==== EXTRACTED ENTRIES ====
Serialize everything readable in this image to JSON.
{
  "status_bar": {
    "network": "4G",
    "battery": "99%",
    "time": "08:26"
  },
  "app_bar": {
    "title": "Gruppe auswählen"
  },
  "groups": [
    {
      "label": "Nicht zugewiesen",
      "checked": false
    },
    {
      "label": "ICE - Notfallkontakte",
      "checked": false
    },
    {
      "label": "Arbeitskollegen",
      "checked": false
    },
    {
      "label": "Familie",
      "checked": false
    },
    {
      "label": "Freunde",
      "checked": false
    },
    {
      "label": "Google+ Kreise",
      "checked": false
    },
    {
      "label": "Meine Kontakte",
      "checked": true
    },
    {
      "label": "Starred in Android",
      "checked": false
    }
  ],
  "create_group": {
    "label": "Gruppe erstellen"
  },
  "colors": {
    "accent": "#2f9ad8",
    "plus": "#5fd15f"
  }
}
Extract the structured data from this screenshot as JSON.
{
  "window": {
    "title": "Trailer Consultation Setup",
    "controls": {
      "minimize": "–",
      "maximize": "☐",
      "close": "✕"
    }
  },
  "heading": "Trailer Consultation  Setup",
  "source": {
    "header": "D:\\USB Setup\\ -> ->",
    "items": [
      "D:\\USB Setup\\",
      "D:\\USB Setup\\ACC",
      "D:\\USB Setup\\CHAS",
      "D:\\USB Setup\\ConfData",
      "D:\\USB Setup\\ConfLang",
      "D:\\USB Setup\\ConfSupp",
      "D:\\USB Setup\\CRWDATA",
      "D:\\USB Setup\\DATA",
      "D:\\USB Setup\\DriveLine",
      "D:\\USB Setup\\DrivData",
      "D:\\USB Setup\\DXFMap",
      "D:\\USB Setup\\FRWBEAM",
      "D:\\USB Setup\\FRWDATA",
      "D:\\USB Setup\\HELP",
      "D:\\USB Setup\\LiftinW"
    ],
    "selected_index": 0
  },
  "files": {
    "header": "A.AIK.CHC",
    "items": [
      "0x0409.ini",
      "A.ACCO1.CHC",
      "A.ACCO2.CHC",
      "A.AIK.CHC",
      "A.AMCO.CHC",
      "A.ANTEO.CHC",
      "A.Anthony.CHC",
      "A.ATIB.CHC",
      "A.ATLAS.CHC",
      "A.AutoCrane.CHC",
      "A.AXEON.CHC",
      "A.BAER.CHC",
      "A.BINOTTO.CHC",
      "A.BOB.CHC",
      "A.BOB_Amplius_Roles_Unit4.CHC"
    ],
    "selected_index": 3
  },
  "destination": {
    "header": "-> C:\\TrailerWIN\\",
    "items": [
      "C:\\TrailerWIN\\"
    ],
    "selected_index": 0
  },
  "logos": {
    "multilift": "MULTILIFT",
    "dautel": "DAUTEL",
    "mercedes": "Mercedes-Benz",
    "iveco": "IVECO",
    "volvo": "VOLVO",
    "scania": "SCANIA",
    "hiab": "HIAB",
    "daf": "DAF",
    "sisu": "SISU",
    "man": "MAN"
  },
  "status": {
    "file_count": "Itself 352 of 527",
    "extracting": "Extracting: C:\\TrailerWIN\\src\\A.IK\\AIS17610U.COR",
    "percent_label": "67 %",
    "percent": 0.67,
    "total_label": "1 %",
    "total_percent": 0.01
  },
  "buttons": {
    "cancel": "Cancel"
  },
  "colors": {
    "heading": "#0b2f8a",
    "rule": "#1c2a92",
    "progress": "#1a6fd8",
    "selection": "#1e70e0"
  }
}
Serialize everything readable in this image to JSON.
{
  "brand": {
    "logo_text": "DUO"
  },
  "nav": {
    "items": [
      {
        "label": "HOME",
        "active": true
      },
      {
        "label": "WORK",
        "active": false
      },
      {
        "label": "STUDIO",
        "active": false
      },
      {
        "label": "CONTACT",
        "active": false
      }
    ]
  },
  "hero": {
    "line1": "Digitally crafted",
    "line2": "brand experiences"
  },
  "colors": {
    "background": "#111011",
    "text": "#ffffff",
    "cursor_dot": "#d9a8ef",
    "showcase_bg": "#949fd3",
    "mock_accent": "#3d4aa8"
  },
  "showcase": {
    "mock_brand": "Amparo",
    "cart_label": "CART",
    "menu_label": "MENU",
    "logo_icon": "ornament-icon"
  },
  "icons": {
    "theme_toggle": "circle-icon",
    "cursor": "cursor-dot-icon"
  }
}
====
- PROBLEM DESCRIPTION: From the listing above, extract all records word for word.

- EXERCISE SOLUTION:
Serialize everything readable in this image to JSON.
{
  "status_bar": {
    "network": "4G",
    "battery": "99%",
    "time": "08:26"
  },
  "app_bar": {
    "title": "Gruppe auswählen"
  },
  "groups": [
    {
      "label": "Nicht zugewiesen",
      "checked": false
    },
    {
      "label": "ICE - Notfallkontakte",
      "checked": false
    },
    {
      "label": "Arbeitskollegen",
      "checked": false
    },
    {
      "label": "Familie",
      "checked": false
    },
    {
      "label": "Freunde",
      "checked": false
    },
    {
      "label": "Google+ Kreise",
      "checked": false
    },
    {
      "label": "Meine Kontakte",
      "checked": true
    },
    {
      "label": "Starred in Android",
      "checked": false
    }
  ],
  "create_group": {
    "label": "Gruppe erstellen"
  },
  "colors": {
    "accent": "#2f9ad8",
    "plus": "#5fd15f"
  }
}
Extract the structured data from this screenshot as JSON.
{
  "window": {
    "title": "Trailer Consultation Setup",
    "controls": {
      "minimize": "–",
      "maximize": "☐",
      "close": "✕"
    }
  },
  "heading": "Trailer Consultation  Setup",
  "source": {
    "header": "D:\\USB Setup\\ -> ->",
    "items": [
      "D:\\USB Setup\\",
      "D:\\USB Setup\\ACC",
      "D:\\USB Setup\\CHAS",
      "D:\\USB Setup\\ConfData",
      "D:\\USB Setup\\ConfLang",
      "D:\\USB Setup\\ConfSupp",
      "D:\\USB Setup\\CRWDATA",
      "D:\\USB Setup\\DATA",
      "D:\\USB Setup\\DriveLine",
      "D:\\USB Setup\\DrivData",
      "D:\\USB Setup\\DXFMap",
      "D:\\USB Setup\\FRWBEAM",
      "D:\\USB Setup\\FRWDATA",
      "D:\\USB Setup\\HELP",
      "D:\\USB Setup\\LiftinW"
    ],
    "selected_index": 0
  },
  "files": {
    "header": "A.AIK.CHC",
    "items": [
      "0x0409.ini",
      "A.ACCO1.CHC",
      "A.ACCO2.CHC",
      "A.AIK.CHC",
      "A.AMCO.CHC",
      "A.ANTEO.CHC",
      "A.Anthony.CHC",
      "A.ATIB.CHC",
      "A.ATLAS.CHC",
      "A.AutoCrane.CHC",
      "A.AXEON.CHC",
      "A.BAER.CHC",
      "A.BINOTTO.CHC",
      "A.BOB.CHC",
      "A.BOB_Amplius_Roles_Unit4.CHC"
    ],
    "selected_index": 3
  },
  "destination": {
    "header": "-> C:\\TrailerWIN\\",
    "items": [
      "C:\\TrailerWIN\\"
    ],
    "selected_index": 0
  },
  "logos": {
    "multilift": "MULTILIFT",
    "dautel": "DAUTEL",
    "mercedes": "Mercedes-Benz",
    "iveco": "IVECO",
    "volvo": "VOLVO",
    "scania": "SCANIA",
    "hiab": "HIAB",
    "daf": "DAF",
    "sisu": "SISU",
    "man": "MAN"
  },
  "status": {
    "file_count": "Itself 352 of 527",
    "extracting": "Extracting: C:\\TrailerWIN\\src\\A.IK\\AIS17610U.COR",
    "percent_label": "67 %",
    "percent": 0.67,
    "total_label": "1 %",
    "total_percent": 0.01
  },
  "buttons": {
    "cancel": "Cancel"
  },
  "colors": {
    "heading": "#0b2f8a",
    "rule": "#1c2a92",
    "progress": "#1a6fd8",
    "selection": "#1e70e0"
  }
}
Serialize everything readable in this image to JSON.
{
  "brand": {
    "logo_text": "DUO"
  },
  "nav": {
    "items": [
      {
        "label": "HOME",
        "active": true
      },
      {
        "label": "WORK",
        "active": false
      },
      {
        "label": "STUDIO",
        "active": false
      },
      {
        "label": "CONTACT",
        "active": false
      }
    ]
  },
  "hero": {
    "line1": "Digitally crafted",
    "line2": "brand experiences"
  },
  "colors": {
    "background": "#111011",
    "text": "#ffffff",
    "cursor_dot": "#d9a8ef",
    "showcase_bg": "#949fd3",
    "mock_accent": "#3d4aa8"
  },
  "showcase": {
    "mock_brand": "Amparo",
    "cart_label": "CART",
    "menu_label": "MENU",
    "logo_icon": "ornament-icon"
  },
  "icons": {
    "theme_toggle": "circle-icon",
    "cursor": "cursor-dot-icon"
  }
}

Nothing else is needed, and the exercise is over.